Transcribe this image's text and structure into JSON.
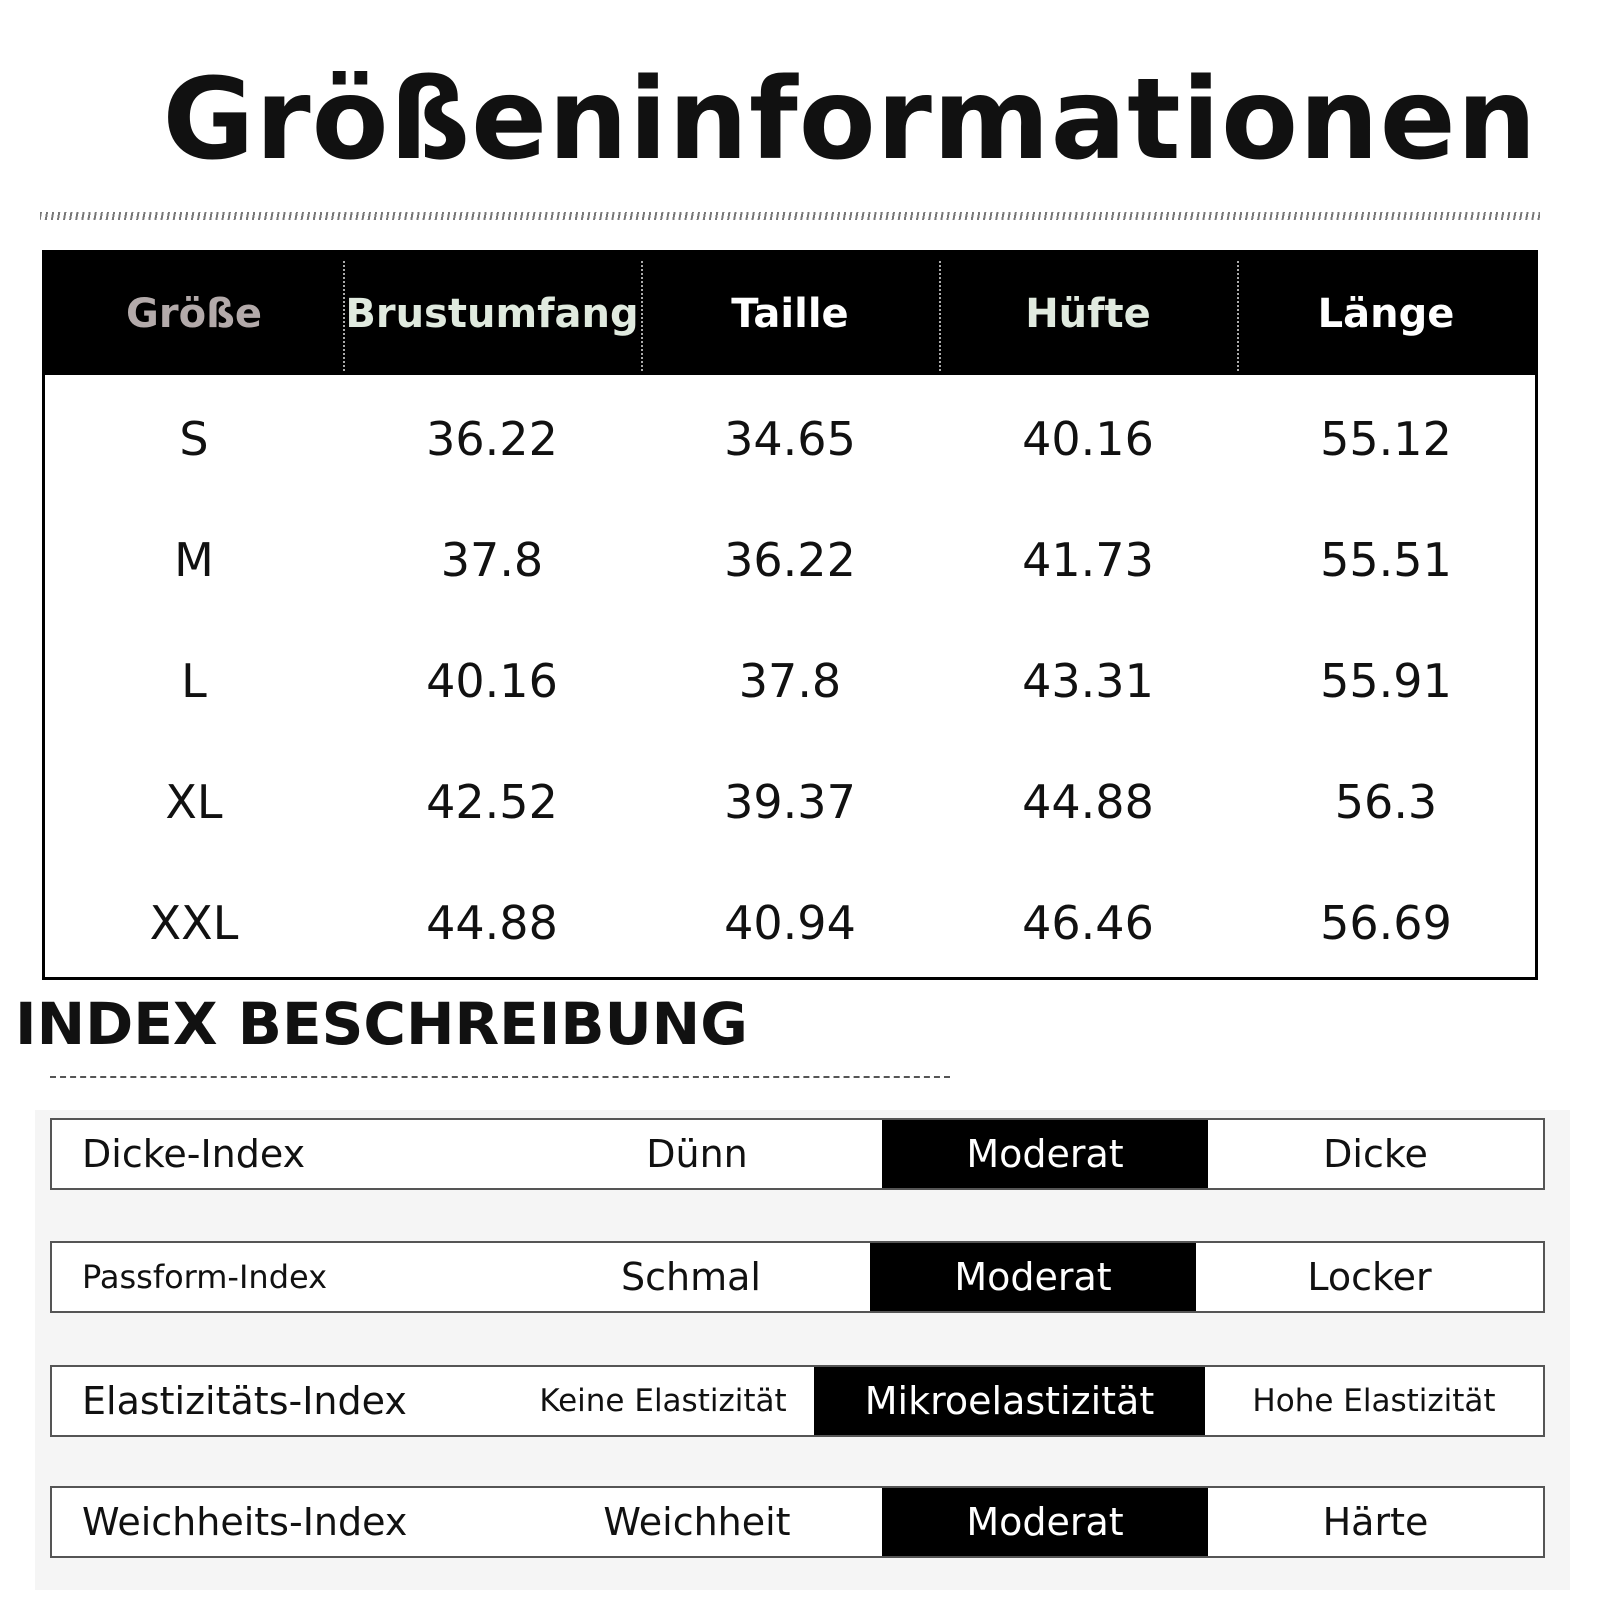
{
  "header": {
    "title": "Größeninformationen"
  },
  "size_table": {
    "columns": [
      "Größe",
      "Brustumfang",
      "Taille",
      "Hüfte",
      "Länge"
    ],
    "rows": [
      [
        "S",
        "36.22",
        "34.65",
        "40.16",
        "55.12"
      ],
      [
        "M",
        "37.8",
        "36.22",
        "41.73",
        "55.51"
      ],
      [
        "L",
        "40.16",
        "37.8",
        "43.31",
        "55.91"
      ],
      [
        "XL",
        "42.52",
        "39.37",
        "44.88",
        "56.3"
      ],
      [
        "XXL",
        "44.88",
        "40.94",
        "46.46",
        "56.69"
      ]
    ]
  },
  "index": {
    "title": "INDEX BESCHREIBUNG",
    "rows": [
      {
        "label": "Dicke-Index",
        "options": [
          "Dünn",
          "Moderat",
          "Dicke"
        ],
        "selected": 1
      },
      {
        "label": "Passform-Index",
        "options": [
          "Schmal",
          "Moderat",
          "Locker"
        ],
        "selected": 1
      },
      {
        "label": "Elastizitäts-Index",
        "options": [
          "Keine Elastizität",
          "Mikroelastizität",
          "Hohe Elastizität"
        ],
        "selected": 1
      },
      {
        "label": "Weichheits-Index",
        "options": [
          "Weichheit",
          "Moderat",
          "Härte"
        ],
        "selected": 1
      }
    ]
  }
}
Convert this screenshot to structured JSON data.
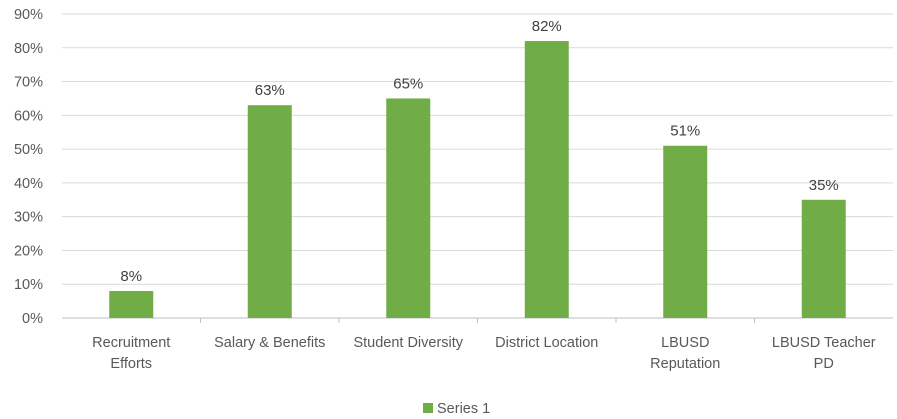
{
  "chart_data": {
    "type": "bar",
    "categories": [
      [
        "Recruitment",
        "Efforts"
      ],
      [
        "Salary & Benefits"
      ],
      [
        "Student Diversity"
      ],
      [
        "District Location"
      ],
      [
        "LBUSD",
        "Reputation"
      ],
      [
        "LBUSD Teacher",
        "PD"
      ]
    ],
    "series": [
      {
        "name": "Series 1",
        "values": [
          8,
          63,
          65,
          82,
          51,
          35
        ],
        "color": "#70AD47"
      }
    ],
    "data_labels": [
      "8%",
      "63%",
      "65%",
      "82%",
      "51%",
      "35%"
    ],
    "y_ticks": [
      "0%",
      "10%",
      "20%",
      "30%",
      "40%",
      "50%",
      "60%",
      "70%",
      "80%",
      "90%"
    ],
    "ylim": [
      0,
      90
    ],
    "grid": true,
    "legend_position": "bottom",
    "title": "",
    "xlabel": "",
    "ylabel": ""
  }
}
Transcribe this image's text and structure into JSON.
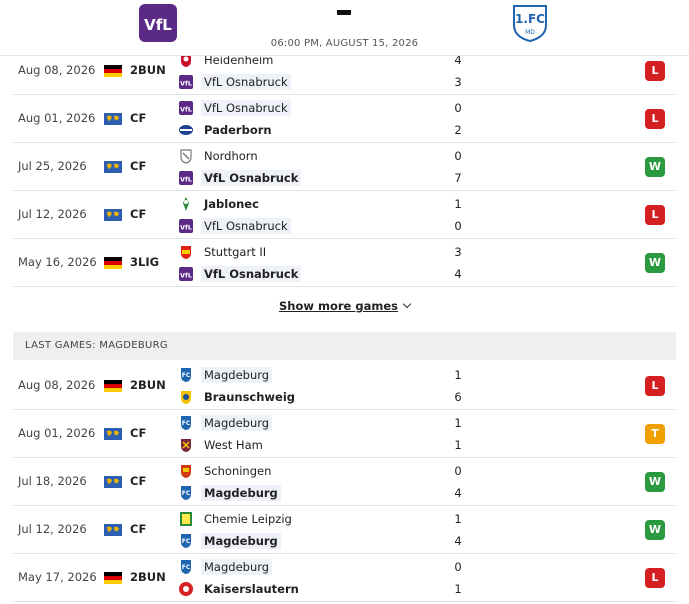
{
  "header": {
    "time": "06:00 PM, AUGUST 15, 2026",
    "score_dash": "-",
    "home_logo_icon": "vfl-osnabruck-crest-icon",
    "away_logo_icon": "magdeburg-crest-icon"
  },
  "colors": {
    "win": "#2b9a3f",
    "loss": "#d42020",
    "tie": "#f0a000",
    "highlight": "#eef1f7",
    "section_bg": "#efefef"
  },
  "osnabruck_games": [
    {
      "date": "Aug 08, 2026",
      "comp": "2BUN",
      "flag": "germany-flag-icon",
      "team1": {
        "name": "Heidenheim",
        "crest": "heidenheim-crest-icon",
        "bold": false,
        "hl": false
      },
      "team2": {
        "name": "VfL Osnabruck",
        "crest": "vfl-osnabruck-crest-icon",
        "bold": false,
        "hl": true
      },
      "score1": "4",
      "score2": "3",
      "result": "L"
    },
    {
      "date": "Aug 01, 2026",
      "comp": "CF",
      "flag": "world-flag-icon",
      "team1": {
        "name": "VfL Osnabruck",
        "crest": "vfl-osnabruck-crest-icon",
        "bold": false,
        "hl": true
      },
      "team2": {
        "name": "Paderborn",
        "crest": "paderborn-crest-icon",
        "bold": true,
        "hl": false
      },
      "score1": "0",
      "score2": "2",
      "result": "L"
    },
    {
      "date": "Jul 25, 2026",
      "comp": "CF",
      "flag": "world-flag-icon",
      "team1": {
        "name": "Nordhorn",
        "crest": "nordhorn-crest-icon",
        "bold": false,
        "hl": false
      },
      "team2": {
        "name": "VfL Osnabruck",
        "crest": "vfl-osnabruck-crest-icon",
        "bold": true,
        "hl": true
      },
      "score1": "0",
      "score2": "7",
      "result": "W"
    },
    {
      "date": "Jul 12, 2026",
      "comp": "CF",
      "flag": "world-flag-icon",
      "team1": {
        "name": "Jablonec",
        "crest": "jablonec-crest-icon",
        "bold": true,
        "hl": false
      },
      "team2": {
        "name": "VfL Osnabruck",
        "crest": "vfl-osnabruck-crest-icon",
        "bold": false,
        "hl": true
      },
      "score1": "1",
      "score2": "0",
      "result": "L"
    },
    {
      "date": "May 16, 2026",
      "comp": "3LIG",
      "flag": "germany-flag-icon",
      "team1": {
        "name": "Stuttgart II",
        "crest": "stuttgart-crest-icon",
        "bold": false,
        "hl": false
      },
      "team2": {
        "name": "VfL Osnabruck",
        "crest": "vfl-osnabruck-crest-icon",
        "bold": true,
        "hl": true
      },
      "score1": "3",
      "score2": "4",
      "result": "W"
    }
  ],
  "show_more_label": "Show more games",
  "magdeburg_section_title": "LAST GAMES: MAGDEBURG",
  "magdeburg_games": [
    {
      "date": "Aug 08, 2026",
      "comp": "2BUN",
      "flag": "germany-flag-icon",
      "team1": {
        "name": "Magdeburg",
        "crest": "magdeburg-crest-icon",
        "bold": false,
        "hl": true
      },
      "team2": {
        "name": "Braunschweig",
        "crest": "braunschweig-crest-icon",
        "bold": true,
        "hl": false
      },
      "score1": "1",
      "score2": "6",
      "result": "L"
    },
    {
      "date": "Aug 01, 2026",
      "comp": "CF",
      "flag": "world-flag-icon",
      "team1": {
        "name": "Magdeburg",
        "crest": "magdeburg-crest-icon",
        "bold": false,
        "hl": true
      },
      "team2": {
        "name": "West Ham",
        "crest": "west-ham-crest-icon",
        "bold": false,
        "hl": false
      },
      "score1": "1",
      "score2": "1",
      "result": "T"
    },
    {
      "date": "Jul 18, 2026",
      "comp": "CF",
      "flag": "world-flag-icon",
      "team1": {
        "name": "Schoningen",
        "crest": "schoningen-crest-icon",
        "bold": false,
        "hl": false
      },
      "team2": {
        "name": "Magdeburg",
        "crest": "magdeburg-crest-icon",
        "bold": true,
        "hl": true
      },
      "score1": "0",
      "score2": "4",
      "result": "W"
    },
    {
      "date": "Jul 12, 2026",
      "comp": "CF",
      "flag": "world-flag-icon",
      "team1": {
        "name": "Chemie Leipzig",
        "crest": "chemie-leipzig-crest-icon",
        "bold": false,
        "hl": false
      },
      "team2": {
        "name": "Magdeburg",
        "crest": "magdeburg-crest-icon",
        "bold": true,
        "hl": true
      },
      "score1": "1",
      "score2": "4",
      "result": "W"
    },
    {
      "date": "May 17, 2026",
      "comp": "2BUN",
      "flag": "germany-flag-icon",
      "team1": {
        "name": "Magdeburg",
        "crest": "magdeburg-crest-icon",
        "bold": false,
        "hl": true
      },
      "team2": {
        "name": "Kaiserslautern",
        "crest": "kaiserslautern-crest-icon",
        "bold": true,
        "hl": false
      },
      "score1": "0",
      "score2": "1",
      "result": "L"
    }
  ]
}
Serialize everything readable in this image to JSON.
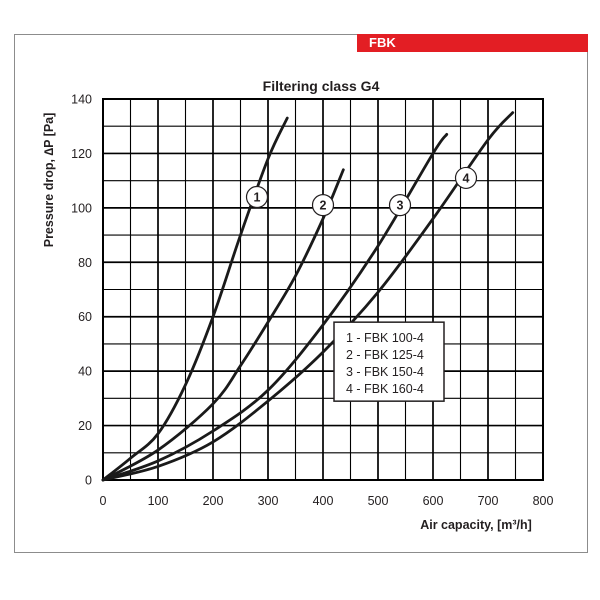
{
  "brand_label": "FBK",
  "colors": {
    "brand": "#e31e24",
    "grid": "#000000",
    "curve": "#1a1a1a"
  },
  "chart_data": {
    "type": "line",
    "title": "Filtering class G4",
    "xlabel": "Air capacity, [m³/h]",
    "ylabel": "Pressure drop, ∆P [Pa]",
    "xlim": [
      0,
      800
    ],
    "ylim": [
      0,
      140
    ],
    "x_ticks": [
      0,
      100,
      200,
      300,
      400,
      500,
      600,
      700,
      800
    ],
    "y_ticks": [
      0,
      20,
      40,
      60,
      80,
      100,
      120,
      140
    ],
    "grid": true,
    "legend_position": "right",
    "series": [
      {
        "id": "1",
        "name": "FBK 100-4",
        "legend_label": "1 - FBK 100-4",
        "x": [
          0,
          50,
          100,
          150,
          200,
          250,
          300,
          335
        ],
        "y": [
          0,
          8,
          17,
          35,
          60,
          90,
          118,
          133
        ]
      },
      {
        "id": "2",
        "name": "FBK 125-4",
        "legend_label": "2 - FBK 125-4",
        "x": [
          0,
          100,
          200,
          250,
          300,
          350,
          400,
          437
        ],
        "y": [
          0,
          11,
          28,
          42,
          58,
          75,
          96,
          114
        ]
      },
      {
        "id": "3",
        "name": "FBK 150-4",
        "legend_label": "3 - FBK 150-4",
        "x": [
          0,
          100,
          200,
          300,
          400,
          500,
          600,
          625
        ],
        "y": [
          0,
          7,
          18,
          33,
          57,
          86,
          120,
          127
        ]
      },
      {
        "id": "4",
        "name": "FBK 160-4",
        "legend_label": "4 - FBK 160-4",
        "x": [
          0,
          100,
          200,
          300,
          400,
          500,
          600,
          700,
          745
        ],
        "y": [
          0,
          5,
          14,
          29,
          47,
          69,
          96,
          125,
          135
        ]
      }
    ],
    "curve_labels": [
      {
        "text": "1",
        "series": "1",
        "x": 280,
        "y": 104
      },
      {
        "text": "2",
        "series": "2",
        "x": 400,
        "y": 101
      },
      {
        "text": "3",
        "series": "3",
        "x": 540,
        "y": 101
      },
      {
        "text": "4",
        "series": "4",
        "x": 660,
        "y": 111
      }
    ]
  }
}
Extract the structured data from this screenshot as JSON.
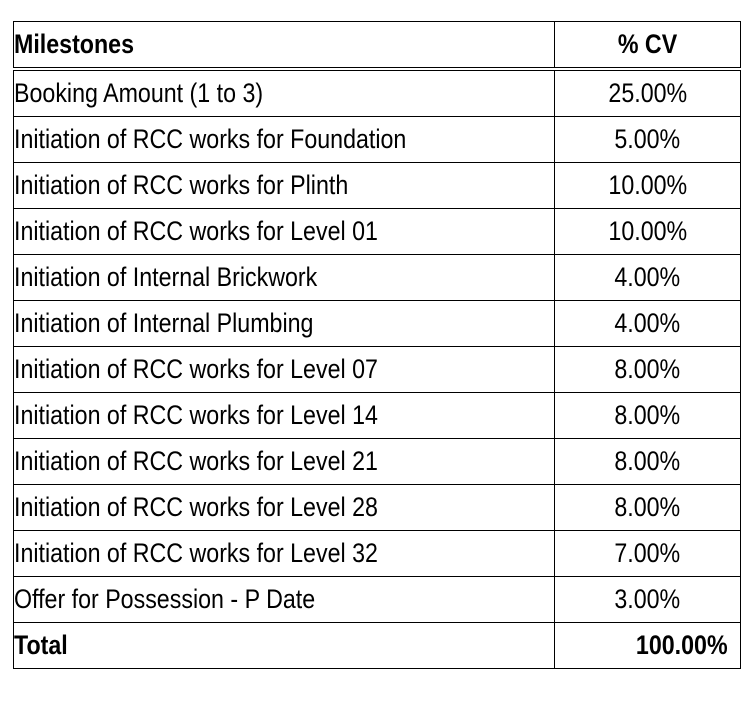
{
  "table": {
    "headers": {
      "milestones": "Milestones",
      "percent": "% CV"
    },
    "rows": [
      {
        "milestone": "Booking Amount (1 to 3)",
        "percent": "25.00%"
      },
      {
        "milestone": "Initiation of RCC works for Foundation",
        "percent": "5.00%"
      },
      {
        "milestone": "Initiation of RCC works for Plinth",
        "percent": "10.00%"
      },
      {
        "milestone": "Initiation of RCC works for Level 01",
        "percent": "10.00%"
      },
      {
        "milestone": "Initiation of Internal Brickwork",
        "percent": "4.00%"
      },
      {
        "milestone": "Initiation of Internal Plumbing",
        "percent": "4.00%"
      },
      {
        "milestone": "Initiation of RCC works for Level 07",
        "percent": "8.00%"
      },
      {
        "milestone": "Initiation of RCC works for Level 14",
        "percent": "8.00%"
      },
      {
        "milestone": "Initiation of RCC works for Level 21",
        "percent": "8.00%"
      },
      {
        "milestone": "Initiation of RCC works for Level 28",
        "percent": "8.00%"
      },
      {
        "milestone": "Initiation of RCC works for Level 32",
        "percent": "7.00%"
      },
      {
        "milestone": "Offer for Possession - P Date",
        "percent": "3.00%"
      }
    ],
    "total": {
      "label": "Total",
      "percent": "100.00%"
    }
  }
}
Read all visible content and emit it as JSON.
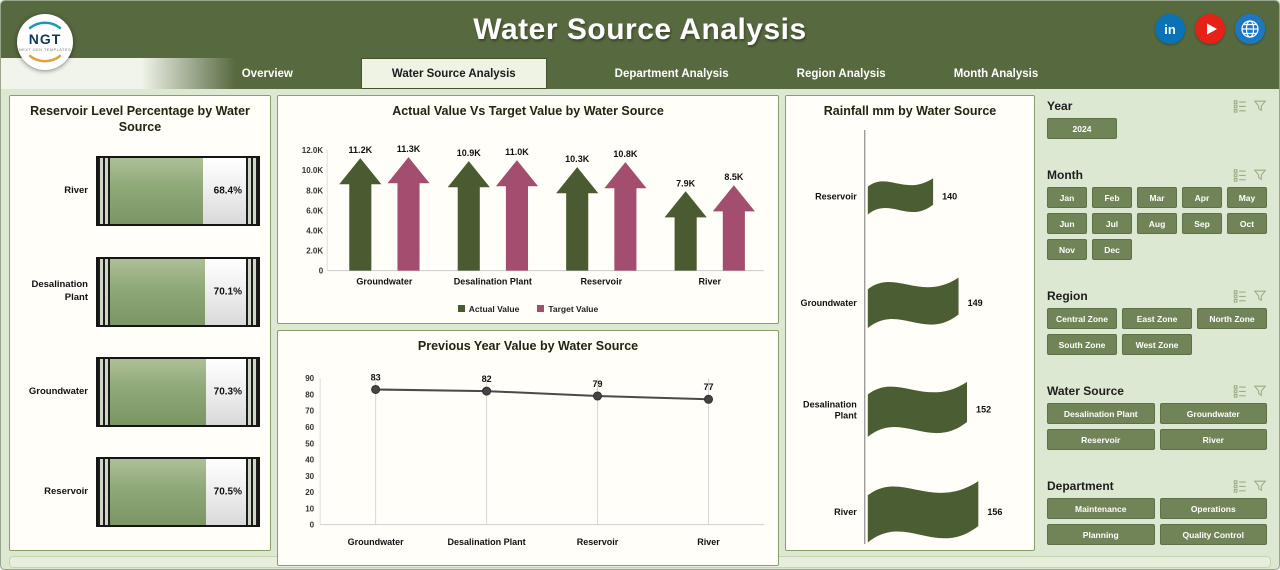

───

TASK TO CARRY OUT: All lines above containing the string "text" are to be collected.

ANSWER BELOW:
Transcribe this image's text and structure into JSON.
Transcribe this image's text and structure into JSON.
        "text": "1",
        "text": "2",
        "text": "3",
        "text": "4",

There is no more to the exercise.